- **INSTRUCTION**
Below are the records; locate each line with the word "screenshot" and copy it.
## BEGIN DATASET ROWS
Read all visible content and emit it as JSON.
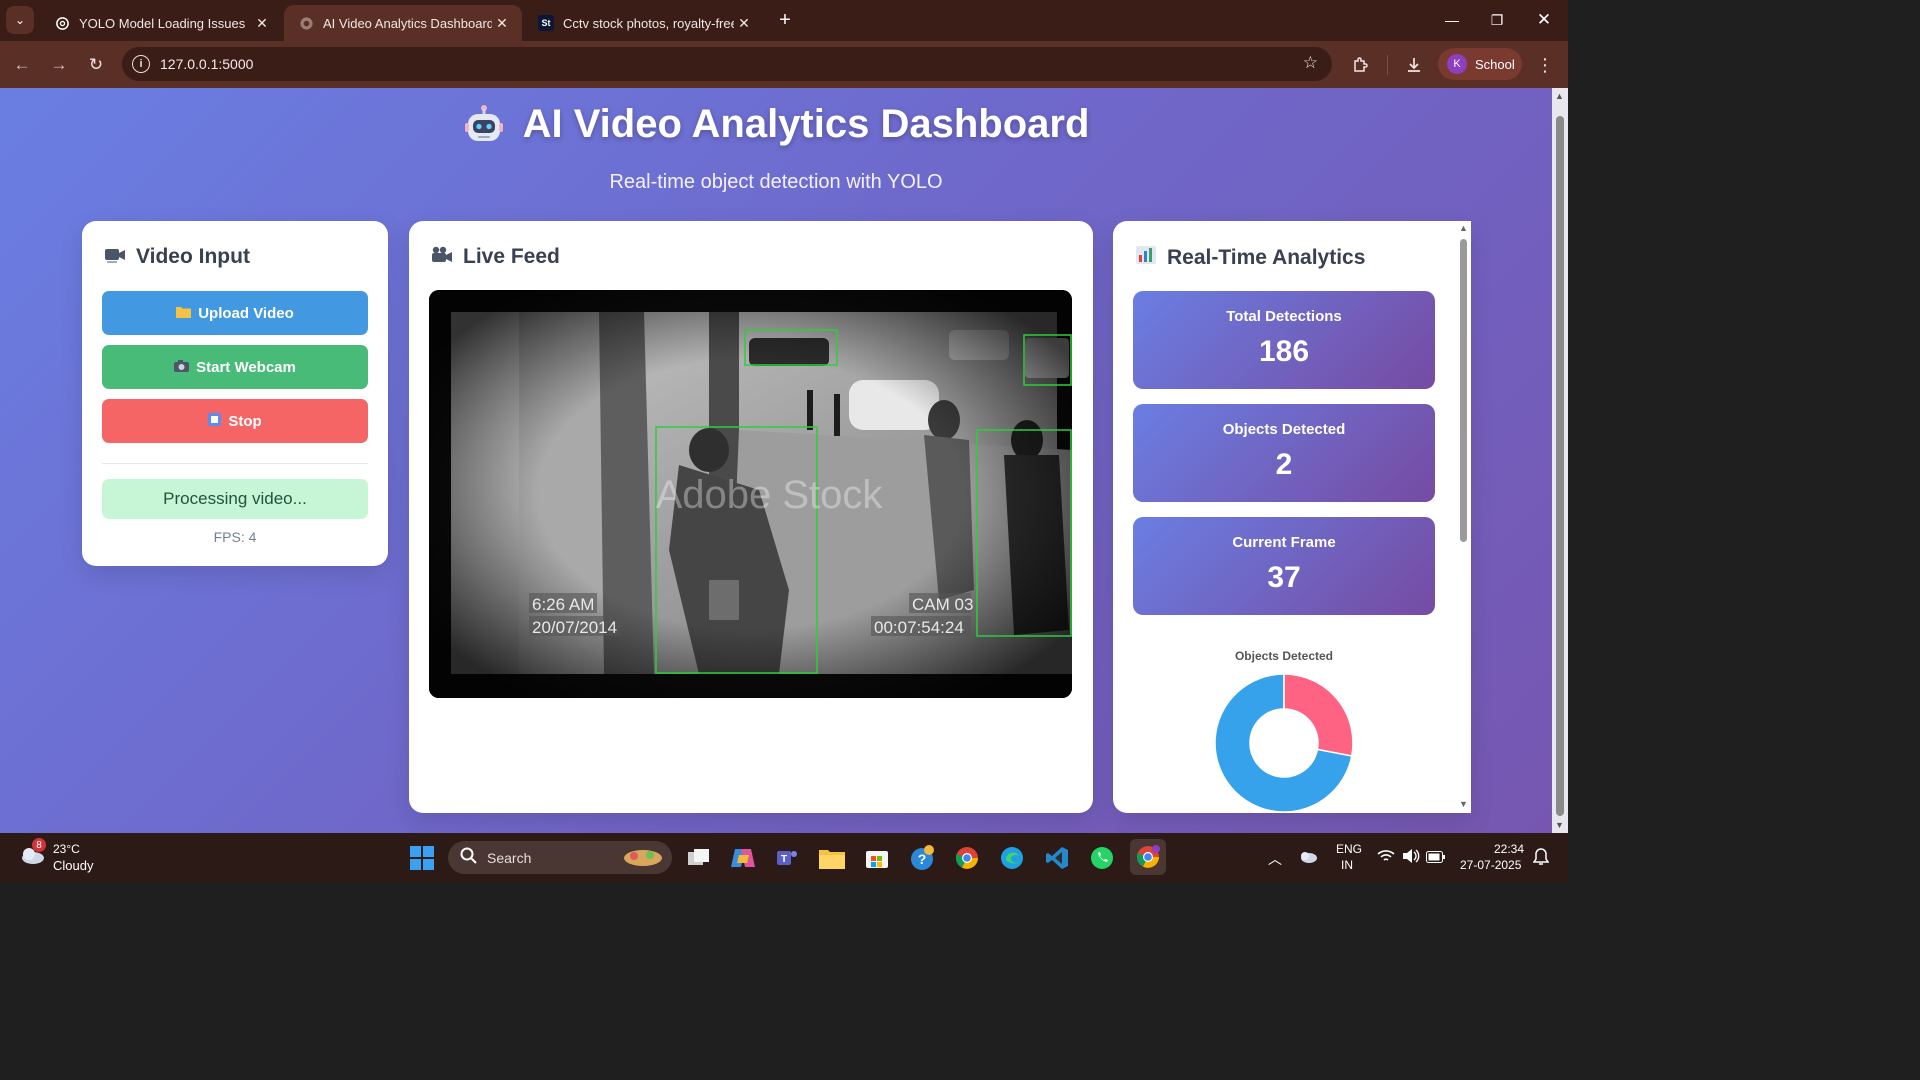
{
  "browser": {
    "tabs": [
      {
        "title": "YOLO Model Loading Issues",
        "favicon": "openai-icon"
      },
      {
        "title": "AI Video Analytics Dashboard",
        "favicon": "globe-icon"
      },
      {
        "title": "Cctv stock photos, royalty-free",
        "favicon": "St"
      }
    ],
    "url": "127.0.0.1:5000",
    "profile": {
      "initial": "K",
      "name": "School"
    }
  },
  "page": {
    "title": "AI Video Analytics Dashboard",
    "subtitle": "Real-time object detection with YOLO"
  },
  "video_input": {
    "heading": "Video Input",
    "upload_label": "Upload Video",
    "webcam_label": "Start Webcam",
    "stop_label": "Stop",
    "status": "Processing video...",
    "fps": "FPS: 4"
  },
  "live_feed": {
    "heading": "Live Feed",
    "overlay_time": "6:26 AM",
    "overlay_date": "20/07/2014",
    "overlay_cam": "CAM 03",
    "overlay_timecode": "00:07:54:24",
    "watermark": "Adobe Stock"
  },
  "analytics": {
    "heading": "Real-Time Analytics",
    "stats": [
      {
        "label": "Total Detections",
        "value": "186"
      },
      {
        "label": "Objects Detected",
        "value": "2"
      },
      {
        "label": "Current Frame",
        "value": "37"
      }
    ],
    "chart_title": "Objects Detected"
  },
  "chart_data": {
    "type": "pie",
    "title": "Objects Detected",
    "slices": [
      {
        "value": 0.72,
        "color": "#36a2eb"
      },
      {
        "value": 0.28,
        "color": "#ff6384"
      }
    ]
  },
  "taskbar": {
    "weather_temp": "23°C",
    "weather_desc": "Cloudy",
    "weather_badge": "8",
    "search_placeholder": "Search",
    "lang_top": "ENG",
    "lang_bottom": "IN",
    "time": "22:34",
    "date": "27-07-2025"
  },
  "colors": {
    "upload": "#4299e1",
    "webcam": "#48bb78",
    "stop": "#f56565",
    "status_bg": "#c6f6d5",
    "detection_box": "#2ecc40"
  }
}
## END DATASET ROWS
## BEGIN DATASET ROWS
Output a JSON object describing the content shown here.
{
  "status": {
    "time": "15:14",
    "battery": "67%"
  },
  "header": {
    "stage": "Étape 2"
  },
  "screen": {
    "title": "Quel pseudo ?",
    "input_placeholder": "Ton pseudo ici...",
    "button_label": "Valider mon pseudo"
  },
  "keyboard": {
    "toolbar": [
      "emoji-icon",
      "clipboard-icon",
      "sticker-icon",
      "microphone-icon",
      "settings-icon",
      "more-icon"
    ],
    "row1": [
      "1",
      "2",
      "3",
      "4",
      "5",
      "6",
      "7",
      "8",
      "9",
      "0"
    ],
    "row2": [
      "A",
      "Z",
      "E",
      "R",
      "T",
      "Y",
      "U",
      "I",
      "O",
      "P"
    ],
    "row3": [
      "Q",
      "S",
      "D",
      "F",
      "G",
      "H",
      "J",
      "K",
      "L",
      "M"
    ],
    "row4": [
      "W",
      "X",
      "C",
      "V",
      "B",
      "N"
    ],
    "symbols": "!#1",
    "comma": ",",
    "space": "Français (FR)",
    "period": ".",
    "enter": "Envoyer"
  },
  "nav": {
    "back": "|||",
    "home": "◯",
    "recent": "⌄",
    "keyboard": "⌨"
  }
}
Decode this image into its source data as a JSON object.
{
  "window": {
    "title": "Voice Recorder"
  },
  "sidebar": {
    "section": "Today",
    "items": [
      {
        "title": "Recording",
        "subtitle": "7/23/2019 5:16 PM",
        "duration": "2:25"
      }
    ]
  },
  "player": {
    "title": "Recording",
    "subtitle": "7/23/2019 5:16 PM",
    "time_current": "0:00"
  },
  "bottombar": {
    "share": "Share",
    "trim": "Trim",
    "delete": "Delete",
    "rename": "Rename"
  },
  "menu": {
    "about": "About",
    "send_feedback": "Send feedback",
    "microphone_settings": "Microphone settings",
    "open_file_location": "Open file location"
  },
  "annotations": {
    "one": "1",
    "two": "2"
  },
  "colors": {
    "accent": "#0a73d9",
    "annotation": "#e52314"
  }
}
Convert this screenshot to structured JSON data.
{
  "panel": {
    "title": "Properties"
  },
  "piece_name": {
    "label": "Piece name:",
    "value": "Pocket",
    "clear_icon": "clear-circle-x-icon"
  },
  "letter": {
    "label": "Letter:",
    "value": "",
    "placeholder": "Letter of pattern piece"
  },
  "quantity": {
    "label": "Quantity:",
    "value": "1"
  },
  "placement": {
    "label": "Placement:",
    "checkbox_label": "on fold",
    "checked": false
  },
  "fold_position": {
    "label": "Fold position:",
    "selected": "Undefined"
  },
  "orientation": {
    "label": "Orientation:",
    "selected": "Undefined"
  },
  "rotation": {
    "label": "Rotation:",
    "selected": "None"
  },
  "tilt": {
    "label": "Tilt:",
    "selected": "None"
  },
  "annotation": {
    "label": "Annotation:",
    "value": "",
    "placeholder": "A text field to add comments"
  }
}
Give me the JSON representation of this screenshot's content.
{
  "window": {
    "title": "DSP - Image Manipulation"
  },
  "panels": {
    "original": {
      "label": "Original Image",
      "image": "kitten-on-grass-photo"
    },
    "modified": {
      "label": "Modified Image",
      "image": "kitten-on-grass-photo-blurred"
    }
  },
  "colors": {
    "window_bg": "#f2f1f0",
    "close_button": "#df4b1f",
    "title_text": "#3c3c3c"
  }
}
## END DATASET ROWS
- **TASK SOLUTION**
Convert this screenshot to structured JSON data.
Give me the JSON representation of this screenshot's content.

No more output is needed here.